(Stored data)

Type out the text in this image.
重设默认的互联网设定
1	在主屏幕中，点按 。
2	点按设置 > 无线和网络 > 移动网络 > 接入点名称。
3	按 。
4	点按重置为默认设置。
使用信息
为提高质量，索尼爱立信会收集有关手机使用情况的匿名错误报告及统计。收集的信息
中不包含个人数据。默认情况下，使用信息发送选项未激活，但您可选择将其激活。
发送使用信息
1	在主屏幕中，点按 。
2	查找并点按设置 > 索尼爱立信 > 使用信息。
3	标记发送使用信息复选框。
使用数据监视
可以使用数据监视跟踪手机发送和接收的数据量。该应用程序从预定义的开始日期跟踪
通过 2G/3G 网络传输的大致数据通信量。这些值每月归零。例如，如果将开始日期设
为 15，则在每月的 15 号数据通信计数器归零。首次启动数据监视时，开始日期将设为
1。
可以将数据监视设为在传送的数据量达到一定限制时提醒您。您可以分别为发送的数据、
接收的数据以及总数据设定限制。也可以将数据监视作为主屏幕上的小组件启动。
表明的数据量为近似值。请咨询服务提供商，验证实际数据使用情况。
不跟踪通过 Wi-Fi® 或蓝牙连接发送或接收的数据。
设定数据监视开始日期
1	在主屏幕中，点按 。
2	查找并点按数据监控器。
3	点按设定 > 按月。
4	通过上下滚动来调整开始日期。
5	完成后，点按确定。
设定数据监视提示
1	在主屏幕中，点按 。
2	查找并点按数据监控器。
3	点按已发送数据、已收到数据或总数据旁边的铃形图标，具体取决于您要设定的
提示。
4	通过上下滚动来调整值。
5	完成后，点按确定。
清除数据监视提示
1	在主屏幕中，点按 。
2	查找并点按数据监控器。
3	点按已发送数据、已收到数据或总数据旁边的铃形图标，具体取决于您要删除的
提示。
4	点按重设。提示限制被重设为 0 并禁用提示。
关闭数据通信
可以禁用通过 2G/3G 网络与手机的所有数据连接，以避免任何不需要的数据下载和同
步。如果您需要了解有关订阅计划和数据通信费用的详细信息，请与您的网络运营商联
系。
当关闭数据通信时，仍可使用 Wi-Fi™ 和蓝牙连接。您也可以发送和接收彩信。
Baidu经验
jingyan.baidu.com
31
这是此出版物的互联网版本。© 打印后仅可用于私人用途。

...

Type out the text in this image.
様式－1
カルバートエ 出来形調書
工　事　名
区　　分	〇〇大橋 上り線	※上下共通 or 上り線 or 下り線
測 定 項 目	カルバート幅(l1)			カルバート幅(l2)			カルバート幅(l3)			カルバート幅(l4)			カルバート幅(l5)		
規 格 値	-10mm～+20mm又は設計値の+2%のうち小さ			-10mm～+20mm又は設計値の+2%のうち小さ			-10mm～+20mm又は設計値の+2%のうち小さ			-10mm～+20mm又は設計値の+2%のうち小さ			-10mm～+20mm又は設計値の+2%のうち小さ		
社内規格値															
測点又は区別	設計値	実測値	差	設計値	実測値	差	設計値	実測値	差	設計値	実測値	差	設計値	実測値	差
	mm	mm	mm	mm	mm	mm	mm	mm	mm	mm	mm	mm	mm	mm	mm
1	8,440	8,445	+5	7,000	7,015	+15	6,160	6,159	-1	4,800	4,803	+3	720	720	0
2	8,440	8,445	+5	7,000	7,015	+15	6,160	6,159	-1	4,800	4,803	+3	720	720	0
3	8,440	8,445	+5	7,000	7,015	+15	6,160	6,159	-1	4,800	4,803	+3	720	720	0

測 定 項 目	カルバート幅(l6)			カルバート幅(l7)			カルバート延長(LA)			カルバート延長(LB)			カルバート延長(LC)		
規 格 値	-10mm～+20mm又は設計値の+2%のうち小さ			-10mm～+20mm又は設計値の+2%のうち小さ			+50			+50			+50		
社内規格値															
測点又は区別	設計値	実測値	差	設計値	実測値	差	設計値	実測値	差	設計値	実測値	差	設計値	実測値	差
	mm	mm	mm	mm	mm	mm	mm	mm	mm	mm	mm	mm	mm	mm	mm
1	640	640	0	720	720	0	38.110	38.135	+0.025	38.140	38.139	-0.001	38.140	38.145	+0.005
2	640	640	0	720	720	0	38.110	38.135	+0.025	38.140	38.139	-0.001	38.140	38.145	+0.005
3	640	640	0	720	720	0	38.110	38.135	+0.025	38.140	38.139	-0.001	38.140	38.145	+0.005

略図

==

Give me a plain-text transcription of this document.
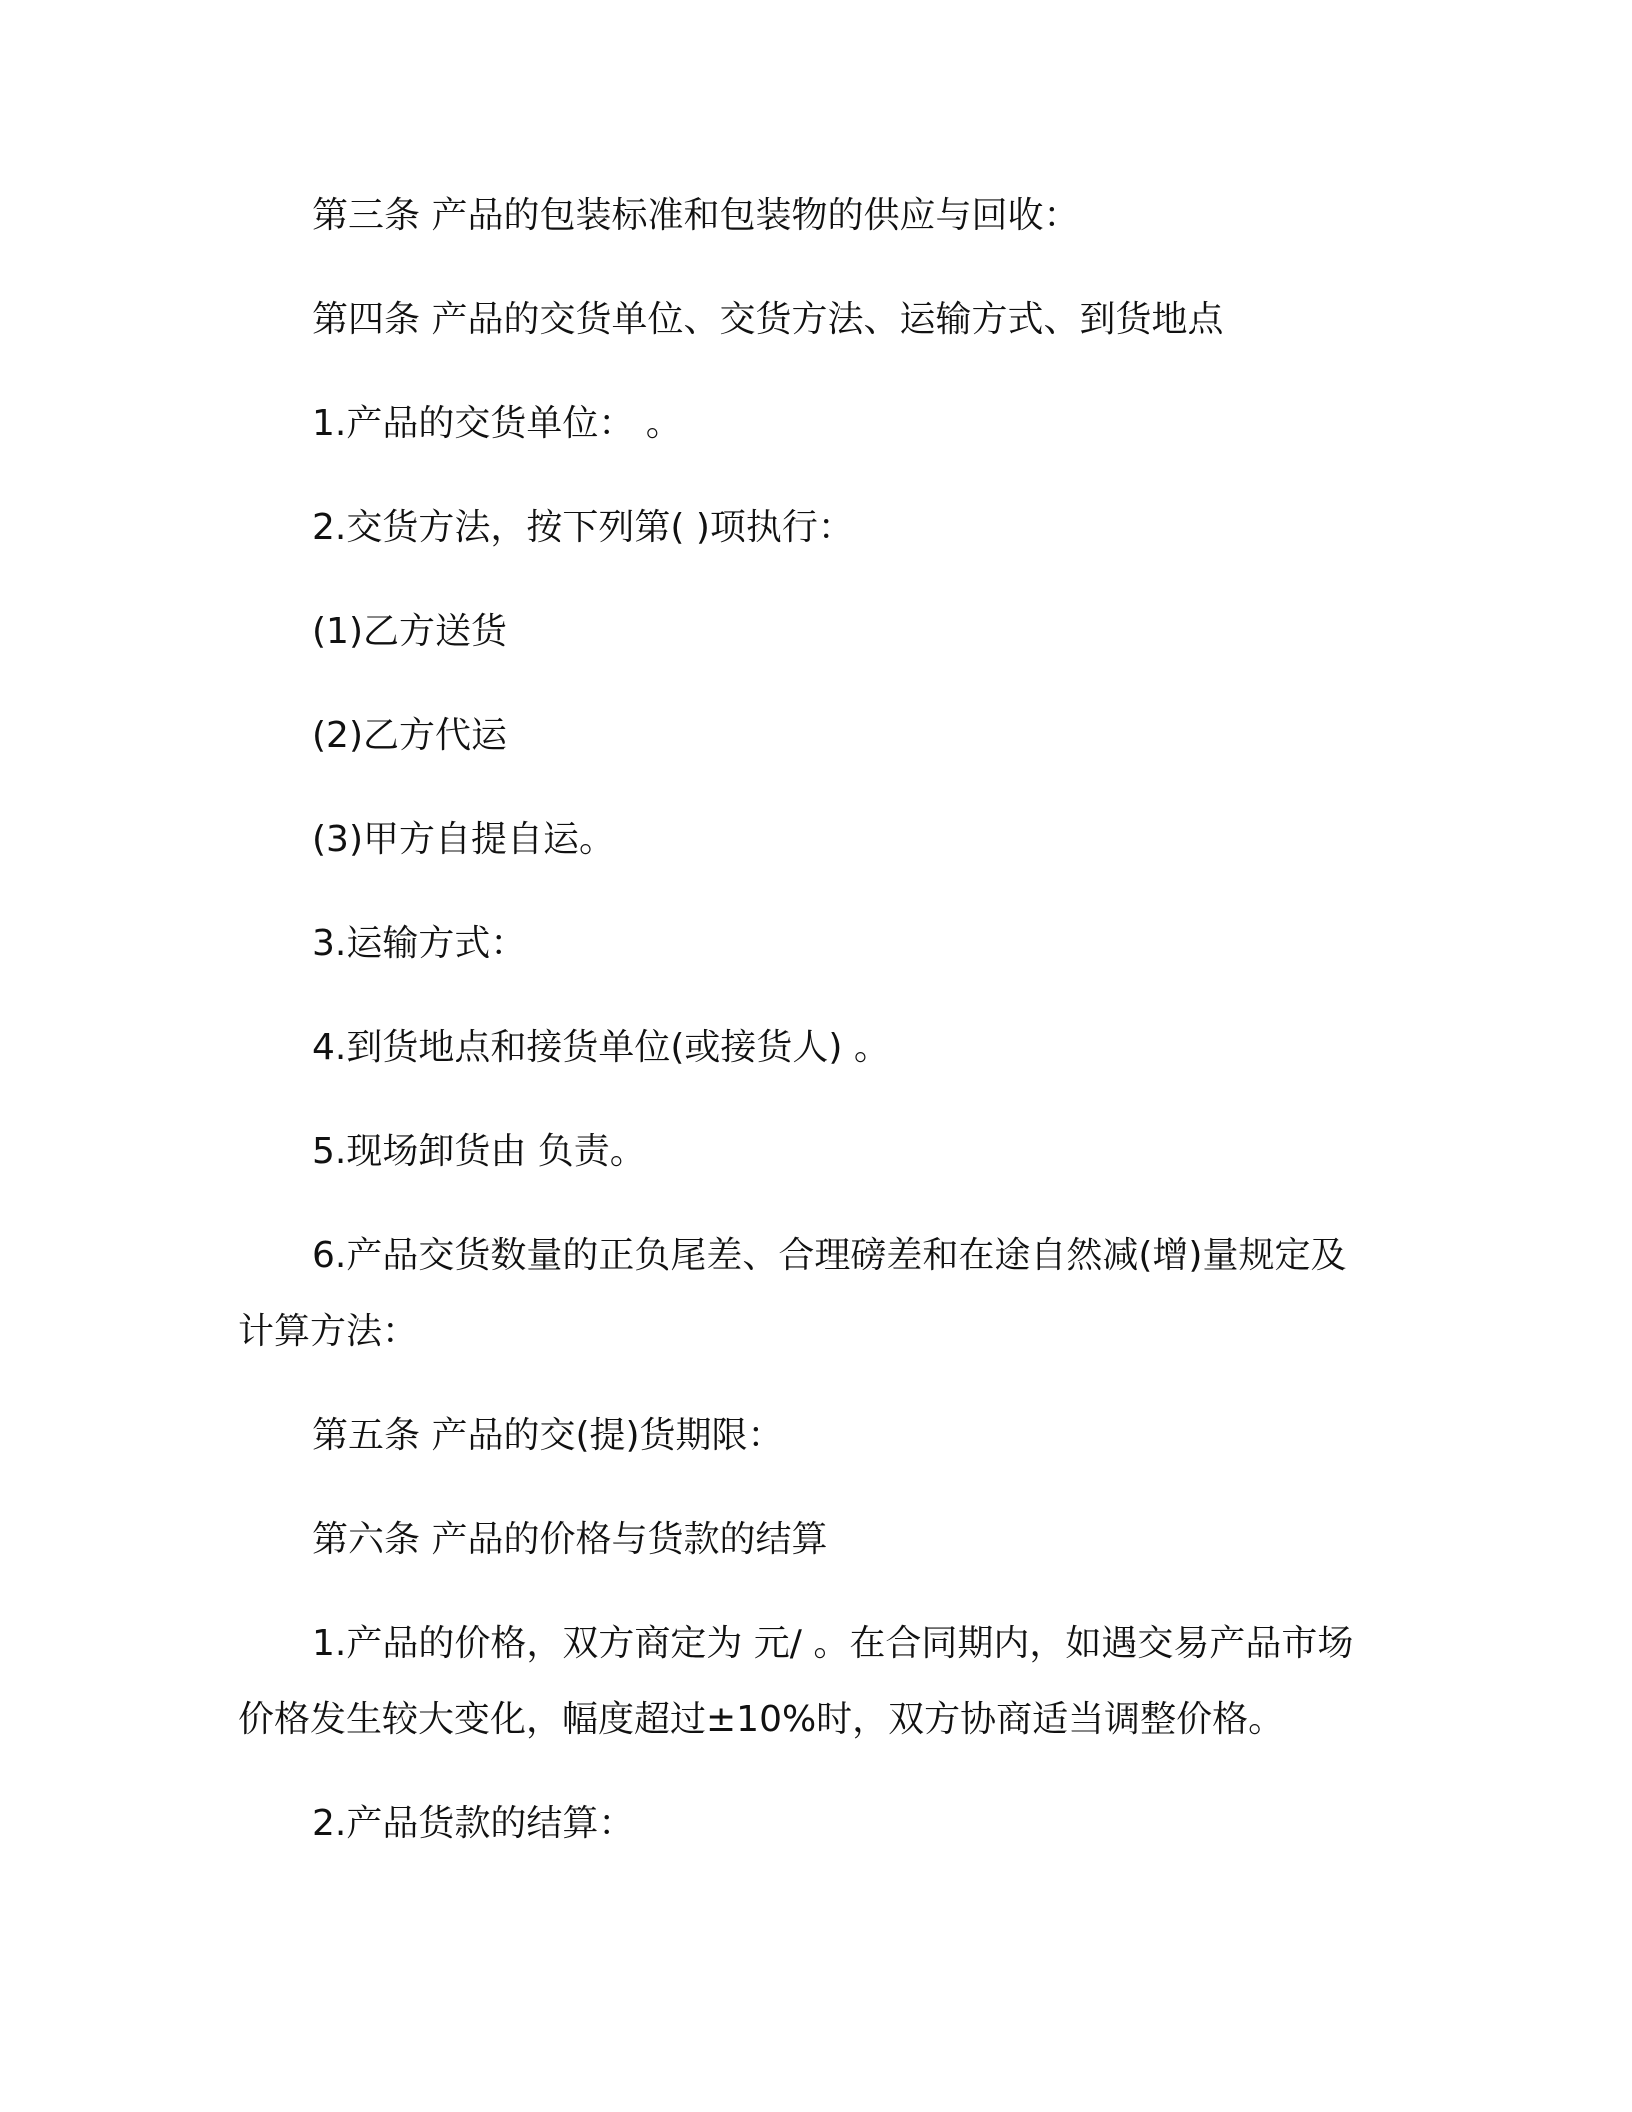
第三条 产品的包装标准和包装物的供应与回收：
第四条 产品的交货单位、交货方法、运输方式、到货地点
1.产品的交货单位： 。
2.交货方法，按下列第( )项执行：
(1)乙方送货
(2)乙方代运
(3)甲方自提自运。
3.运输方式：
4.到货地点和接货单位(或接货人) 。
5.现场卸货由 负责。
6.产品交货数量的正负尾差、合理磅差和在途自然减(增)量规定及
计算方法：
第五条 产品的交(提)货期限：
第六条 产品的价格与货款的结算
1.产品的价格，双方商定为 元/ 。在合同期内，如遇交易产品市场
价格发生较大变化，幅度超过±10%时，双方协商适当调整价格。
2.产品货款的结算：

■ **What is asked**
Looking at the data above, show all lines where the word "交货方法" occurs.

■ **The answer**
第四条 产品的交货单位、交货方法、运输方式、到货地点
2.交货方法，按下列第( )项执行：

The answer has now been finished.